▶ **Goal**
Copy every record below exactly as written, but leave out the pictures.
_ _ _ _ _ _ _
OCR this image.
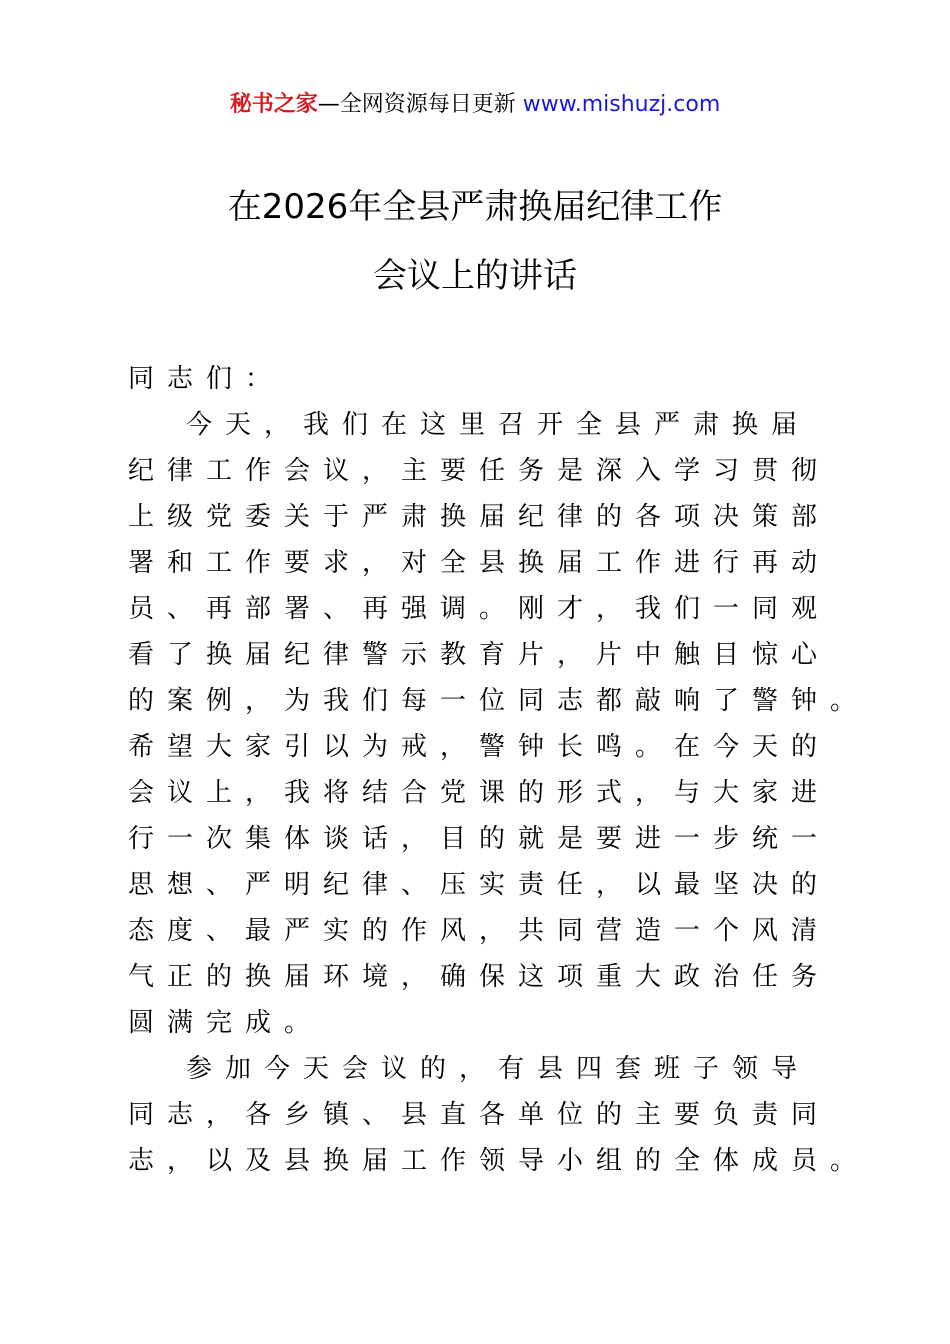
秘书之家—全网资源每日更新 www.mishuzj.com
在2026年全县严肃换届纪律工作
会议上的讲话
同志们：
今天，我们在这里召开全县严肃换届
纪律工作会议，主要任务是深入学习贯彻
上级党委关于严肃换届纪律的各项决策部
署和工作要求，对全县换届工作进行再动
员、再部署、再强调。刚才，我们一同观
看了换届纪律警示教育片，片中触目惊心
的案例，为我们每一位同志都敲响了警钟。
希望大家引以为戒，警钟长鸣。在今天的
会议上，我将结合党课的形式，与大家进
行一次集体谈话，目的就是要进一步统一
思想、严明纪律、压实责任，以最坚决的
态度、最严实的作风，共同营造一个风清
气正的换届环境，确保这项重大政治任务
圆满完成。
参加今天会议的，有县四套班子领导
同志，各乡镇、县直各单位的主要负责同
志，以及县换届工作领导小组的全体成员。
_ _ _ _ _ _ _
▶ **Response for this exercise**
OCR this image.
秘书之家—全网资源每日更新 www.mishuzj.com
在2026年全县严肃换届纪律工作
会议上的讲话
同志们：
今天，我们在这里召开全县严肃换届
纪律工作会议，主要任务是深入学习贯彻
上级党委关于严肃换届纪律的各项决策部
署和工作要求，对全县换届工作进行再动
员、再部署、再强调。刚才，我们一同观
看了换届纪律警示教育片，片中触目惊心
的案例，为我们每一位同志都敲响了警钟。
希望大家引以为戒，警钟长鸣。在今天的
会议上，我将结合党课的形式，与大家进
行一次集体谈话，目的就是要进一步统一
思想、严明纪律、压实责任，以最坚决的
态度、最严实的作风，共同营造一个风清
气正的换届环境，确保这项重大政治任务
圆满完成。
参加今天会议的，有县四套班子领导
同志，各乡镇、县直各单位的主要负责同
志，以及县换届工作领导小组的全体成员。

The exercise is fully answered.